In the listing that follows, how many lines contain "Datenträger"? Give the number only.

Dataset entries
::::::::

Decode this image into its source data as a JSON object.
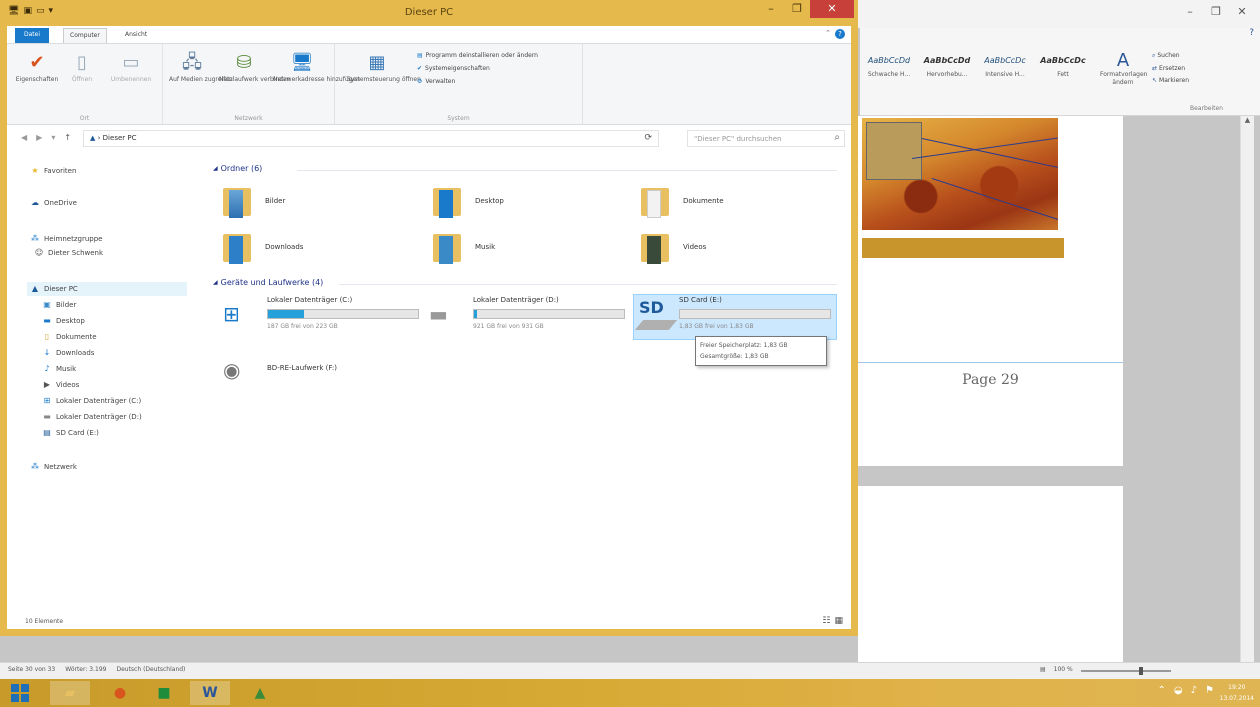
{
  "explorer": {
    "title": "Dieser PC",
    "tabs": {
      "file": "Datei",
      "computer": "Computer",
      "view": "Ansicht"
    },
    "ribbon": {
      "properties": "Eigenschaften",
      "open": "Öffnen",
      "rename": "Umbenennen",
      "group_location": "Ort",
      "access_media": "Auf Medien zugreifen",
      "map_drive": "Netzlaufwerk verbinden",
      "add_network_location": "Netzwerkadresse hinzufügen",
      "group_network": "Netzwerk",
      "open_settings": "Systemsteuerung öffnen",
      "uninstall": "Programm deinstallieren oder ändern",
      "system_properties": "Systemeigenschaften",
      "manage": "Verwalten",
      "group_system": "System"
    },
    "address": {
      "path": "Dieser PC",
      "search_placeholder": "\"Dieser PC\" durchsuchen"
    },
    "nav": {
      "favorites": "Favoriten",
      "onedrive": "OneDrive",
      "homegroup": "Heimnetzgruppe",
      "user": "Dieter Schwenk",
      "this_pc": "Dieser PC",
      "pictures": "Bilder",
      "desktop": "Desktop",
      "documents": "Dokumente",
      "downloads": "Downloads",
      "music": "Musik",
      "videos": "Videos",
      "drive_c": "Lokaler Datenträger (C:)",
      "drive_d": "Lokaler Datenträger (D:)",
      "sd_card": "SD Card (E:)",
      "network": "Netzwerk"
    },
    "folders_header": "Ordner (6)",
    "folders": [
      "Bilder",
      "Desktop",
      "Dokumente",
      "Downloads",
      "Musik",
      "Videos"
    ],
    "drives_header": "Geräte und Laufwerke (4)",
    "drives": [
      {
        "name": "Lokaler Datenträger (C:)",
        "free": "187 GB frei von 223 GB",
        "used_fraction": 0.24
      },
      {
        "name": "Lokaler Datenträger (D:)",
        "free": "921 GB frei von 931 GB",
        "used_fraction": 0.02
      },
      {
        "name": "SD Card (E:)",
        "free": "1,83 GB frei von 1,83 GB",
        "used_fraction": 0.0
      },
      {
        "name": "BD-RE-Laufwerk (F:)"
      }
    ],
    "sd_label": "SD",
    "tooltip": {
      "free_space": "Freier Speicherplatz: 1,83 GB",
      "total_size": "Gesamtgröße: 1,83 GB"
    },
    "status_count": "10 Elemente"
  },
  "word": {
    "styles": [
      {
        "sample": "AaBbCcDd",
        "name": "Schwache H..."
      },
      {
        "sample": "AaBbCcDd",
        "name": "Hervorhebu..."
      },
      {
        "sample": "AaBbCcDc",
        "name": "Intensive H..."
      },
      {
        "sample": "AaBbCcDc",
        "name": "Fett"
      }
    ],
    "format_templates": "Formatvorlagen ändern",
    "search": "Suchen",
    "replace": "Ersetzen",
    "select": "Markieren",
    "edit_group": "Bearbeiten",
    "page_label": "Page 29",
    "status": {
      "page": "Seite 30 von 33",
      "words": "Wörter: 3.199",
      "language": "Deutsch (Deutschland)",
      "zoom": "100 %"
    }
  },
  "taskbar": {
    "time": "19:20",
    "date": "13.07.2014"
  },
  "colors": {
    "explorer_frame": "#e5b94c",
    "close_button": "#c7413a",
    "accent_blue": "#1979ca",
    "selection": "#cce8ff"
  }
}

::::::::

Answer:
4